◆ Stated problem
Which lines below hold the word "JSON"? Report each one.

◆ Records provided
==========

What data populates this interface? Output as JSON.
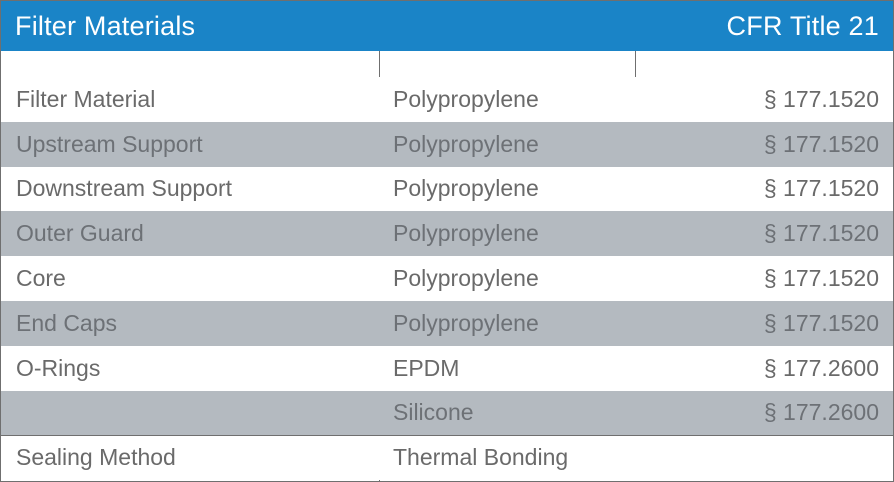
{
  "header": {
    "title": "Filter Materials",
    "right": "CFR Title 21",
    "color": "#1a84c7"
  },
  "rows": [
    {
      "component": "Filter Material",
      "material": "Polypropylene",
      "cfr": "§ 177.1520",
      "shaded": false
    },
    {
      "component": "Upstream Support",
      "material": "Polypropylene",
      "cfr": "§ 177.1520",
      "shaded": true
    },
    {
      "component": "Downstream Support",
      "material": "Polypropylene",
      "cfr": "§ 177.1520",
      "shaded": false
    },
    {
      "component": "Outer Guard",
      "material": "Polypropylene",
      "cfr": "§ 177.1520",
      "shaded": true
    },
    {
      "component": "Core",
      "material": "Polypropylene",
      "cfr": "§ 177.1520",
      "shaded": false
    },
    {
      "component": "End Caps",
      "material": "Polypropylene",
      "cfr": "§ 177.1520",
      "shaded": true
    },
    {
      "component": "O-Rings",
      "material": "EPDM",
      "cfr": "§ 177.2600",
      "shaded": false
    },
    {
      "component": "",
      "material": "Silicone",
      "cfr": "§ 177.2600",
      "shaded": true
    }
  ],
  "footer_row": {
    "component": "Sealing Method",
    "material": "Thermal Bonding"
  },
  "colors": {
    "shaded_row": "#b4bac0",
    "border": "#6f6f6f"
  }
}
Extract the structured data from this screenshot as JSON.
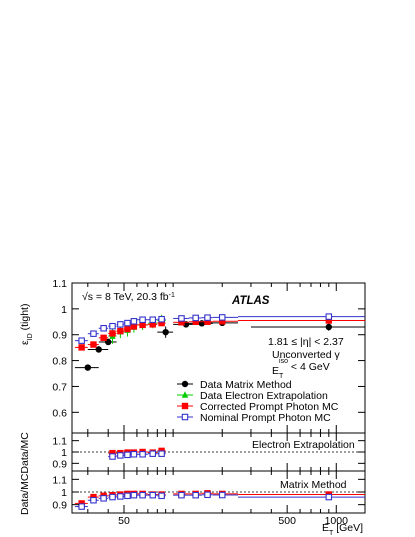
{
  "chart_data": {
    "type": "scatter",
    "xscale": "log",
    "x_ticks": [
      50,
      500,
      1000
    ],
    "x_tick_labels": [
      "50",
      "500",
      "1000"
    ],
    "xlabel_main": "E",
    "xlabel_sub": "T",
    "xlabel_unit": " [GeV]",
    "xlim": [
      24,
      1500
    ],
    "main": {
      "ylabel_main": "ε",
      "ylabel_sub": "ID",
      "ylabel_tail": " (tight)",
      "ylim": [
        0.52,
        1.1
      ],
      "y_ticks": [
        0.6,
        0.7,
        0.8,
        0.9,
        1.0,
        1.1
      ],
      "y_tick_labels": [
        "0.6",
        "0.7",
        "0.8",
        "0.9",
        "1",
        "1.1"
      ],
      "atlas_label": "ATLAS",
      "energy_label": "√s = 8 TeV, 20.3 fb",
      "energy_sup": "-1",
      "eta_label": "1.81 ≤ |η| < 2.37",
      "conv_label": "Unconverted γ",
      "iso_label_pre": "E",
      "iso_label_sup": "iso",
      "iso_label_sub": "T",
      "iso_label_post": " < 4 GeV",
      "series": [
        {
          "name": "Data Matrix Method",
          "color": "#000000",
          "marker": "circle",
          "x": [
            30,
            35,
            40,
            90,
            120,
            150,
            200,
            900
          ],
          "y": [
            0.773,
            0.843,
            0.872,
            0.91,
            0.94,
            0.944,
            0.946,
            0.93
          ],
          "xerr": [
            [
              25,
              35
            ],
            [
              30,
              40
            ],
            [
              35,
              45
            ],
            [
              80,
              100
            ],
            [
              100,
              150
            ],
            [
              125,
              175
            ],
            [
              150,
              250
            ],
            [
              300,
              1500
            ]
          ],
          "yerr": [
            0.012,
            0.012,
            0.012,
            0.022,
            0.01,
            0.01,
            0.01,
            0.015
          ]
        },
        {
          "name": "Data Electron Extrapolation",
          "color": "#00cc00",
          "marker": "triangle",
          "x": [
            42.5,
            47.5,
            52.5,
            57.5,
            65,
            75,
            85
          ],
          "y": [
            0.895,
            0.912,
            0.918,
            0.93,
            0.938,
            0.945,
            0.955
          ],
          "xerr": [
            [
              40,
              45
            ],
            [
              45,
              50
            ],
            [
              50,
              55
            ],
            [
              55,
              60
            ],
            [
              60,
              70
            ],
            [
              70,
              80
            ],
            [
              80,
              90
            ]
          ],
          "yerr": [
            0.03,
            0.025,
            0.025,
            0.022,
            0.02,
            0.02,
            0.022
          ]
        },
        {
          "name": "Corrected Prompt Photon MC",
          "color": "#ff0000",
          "marker": "square",
          "x": [
            27.5,
            32.5,
            37.5,
            42.5,
            47.5,
            52.5,
            57.5,
            65,
            75,
            85,
            112.5,
            137.5,
            162.5,
            200,
            900
          ],
          "y": [
            0.851,
            0.862,
            0.888,
            0.905,
            0.914,
            0.922,
            0.932,
            0.938,
            0.94,
            0.945,
            0.948,
            0.95,
            0.95,
            0.952,
            0.955
          ],
          "xerr": [
            [
              25,
              30
            ],
            [
              30,
              35
            ],
            [
              35,
              40
            ],
            [
              40,
              45
            ],
            [
              45,
              50
            ],
            [
              50,
              55
            ],
            [
              55,
              60
            ],
            [
              60,
              70
            ],
            [
              70,
              80
            ],
            [
              80,
              90
            ],
            [
              100,
              125
            ],
            [
              125,
              150
            ],
            [
              150,
              175
            ],
            [
              175,
              250
            ],
            [
              250,
              1500
            ]
          ],
          "yerr": [
            0.005,
            0.005,
            0.005,
            0.005,
            0.005,
            0.005,
            0.005,
            0.005,
            0.005,
            0.005,
            0.005,
            0.005,
            0.005,
            0.005,
            0.005
          ]
        },
        {
          "name": "Nominal Prompt Photon MC",
          "color": "#3333cc",
          "marker": "open-square",
          "x": [
            27.5,
            32.5,
            37.5,
            42.5,
            47.5,
            52.5,
            57.5,
            65,
            75,
            85,
            112.5,
            137.5,
            162.5,
            200,
            900
          ],
          "y": [
            0.877,
            0.904,
            0.925,
            0.933,
            0.94,
            0.945,
            0.952,
            0.958,
            0.958,
            0.96,
            0.963,
            0.965,
            0.966,
            0.967,
            0.97
          ],
          "xerr": [
            [
              25,
              30
            ],
            [
              30,
              35
            ],
            [
              35,
              40
            ],
            [
              40,
              45
            ],
            [
              45,
              50
            ],
            [
              50,
              55
            ],
            [
              55,
              60
            ],
            [
              60,
              70
            ],
            [
              70,
              80
            ],
            [
              80,
              90
            ],
            [
              100,
              125
            ],
            [
              125,
              150
            ],
            [
              150,
              175
            ],
            [
              175,
              250
            ],
            [
              250,
              1500
            ]
          ],
          "yerr": [
            0.003,
            0.003,
            0.003,
            0.003,
            0.003,
            0.003,
            0.003,
            0.003,
            0.003,
            0.003,
            0.003,
            0.003,
            0.003,
            0.003,
            0.003
          ]
        }
      ]
    },
    "ratio_ylabel": "Data/MC",
    "ratio_panels": [
      {
        "title": "Electron Extrapolation",
        "ylim": [
          0.85,
          1.15
        ],
        "y_ticks": [
          0.9,
          1.0,
          1.1
        ],
        "y_tick_labels": [
          "0.9",
          "1",
          "1.1"
        ],
        "series": [
          {
            "name": "Corrected",
            "color": "#ff0000",
            "marker": "square",
            "x": [
              42.5,
              47.5,
              52.5,
              57.5,
              65,
              75,
              85
            ],
            "y": [
              0.99,
              0.99,
              0.995,
              0.995,
              1.0,
              0.995,
              1.01
            ],
            "xerr": [
              [
                40,
                45
              ],
              [
                45,
                50
              ],
              [
                50,
                55
              ],
              [
                55,
                60
              ],
              [
                60,
                70
              ],
              [
                70,
                80
              ],
              [
                80,
                90
              ]
            ],
            "yerr": [
              0.015,
              0.015,
              0.015,
              0.015,
              0.015,
              0.015,
              0.015
            ]
          },
          {
            "name": "Nominal",
            "color": "#3333cc",
            "marker": "open-square",
            "x": [
              42.5,
              47.5,
              52.5,
              57.5,
              65,
              75,
              85
            ],
            "y": [
              0.96,
              0.97,
              0.975,
              0.98,
              0.98,
              0.985,
              0.985
            ],
            "xerr": [
              [
                40,
                45
              ],
              [
                45,
                50
              ],
              [
                50,
                55
              ],
              [
                55,
                60
              ],
              [
                60,
                70
              ],
              [
                70,
                80
              ],
              [
                80,
                90
              ]
            ],
            "yerr": [
              0.015,
              0.015,
              0.015,
              0.015,
              0.015,
              0.015,
              0.015
            ]
          }
        ]
      },
      {
        "title": "Matrix Method",
        "ylim": [
          0.85,
          1.15
        ],
        "y_ticks": [
          0.9,
          1.0,
          1.1
        ],
        "y_tick_labels": [
          "0.9",
          "1",
          "1.1"
        ],
        "series": [
          {
            "name": "Corrected",
            "color": "#ff0000",
            "marker": "square",
            "x": [
              27.5,
              32.5,
              37.5,
              42.5,
              47.5,
              52.5,
              57.5,
              65,
              75,
              85,
              112.5,
              137.5,
              162.5,
              200,
              900
            ],
            "y": [
              0.91,
              0.96,
              0.97,
              0.975,
              0.98,
              0.985,
              0.985,
              0.985,
              0.98,
              0.98,
              0.985,
              0.985,
              0.99,
              0.985,
              0.98
            ],
            "xerr": [
              [
                25,
                30
              ],
              [
                30,
                35
              ],
              [
                35,
                40
              ],
              [
                40,
                45
              ],
              [
                45,
                50
              ],
              [
                50,
                55
              ],
              [
                55,
                60
              ],
              [
                60,
                70
              ],
              [
                70,
                80
              ],
              [
                80,
                90
              ],
              [
                100,
                125
              ],
              [
                125,
                150
              ],
              [
                150,
                175
              ],
              [
                175,
                250
              ],
              [
                250,
                1500
              ]
            ],
            "yerr": [
              0.02,
              0.015,
              0.015,
              0.015,
              0.015,
              0.015,
              0.015,
              0.015,
              0.015,
              0.015,
              0.015,
              0.015,
              0.015,
              0.015,
              0.02
            ]
          },
          {
            "name": "Nominal",
            "color": "#3333cc",
            "marker": "open-square",
            "x": [
              27.5,
              32.5,
              37.5,
              42.5,
              47.5,
              52.5,
              57.5,
              65,
              75,
              85,
              112.5,
              137.5,
              162.5,
              200,
              900
            ],
            "y": [
              0.885,
              0.935,
              0.95,
              0.96,
              0.965,
              0.97,
              0.975,
              0.975,
              0.975,
              0.97,
              0.975,
              0.975,
              0.978,
              0.976,
              0.96
            ],
            "xerr": [
              [
                25,
                30
              ],
              [
                30,
                35
              ],
              [
                35,
                40
              ],
              [
                40,
                45
              ],
              [
                45,
                50
              ],
              [
                50,
                55
              ],
              [
                55,
                60
              ],
              [
                60,
                70
              ],
              [
                70,
                80
              ],
              [
                80,
                90
              ],
              [
                100,
                125
              ],
              [
                125,
                150
              ],
              [
                150,
                175
              ],
              [
                175,
                250
              ],
              [
                250,
                1500
              ]
            ],
            "yerr": [
              0.02,
              0.015,
              0.015,
              0.015,
              0.015,
              0.015,
              0.015,
              0.015,
              0.015,
              0.015,
              0.015,
              0.015,
              0.015,
              0.015,
              0.02
            ]
          }
        ]
      }
    ]
  }
}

==========

◆ Answer to the exercise
What data populates this interface? Output as JSON.
Extract the structured data from this screenshot as JSON.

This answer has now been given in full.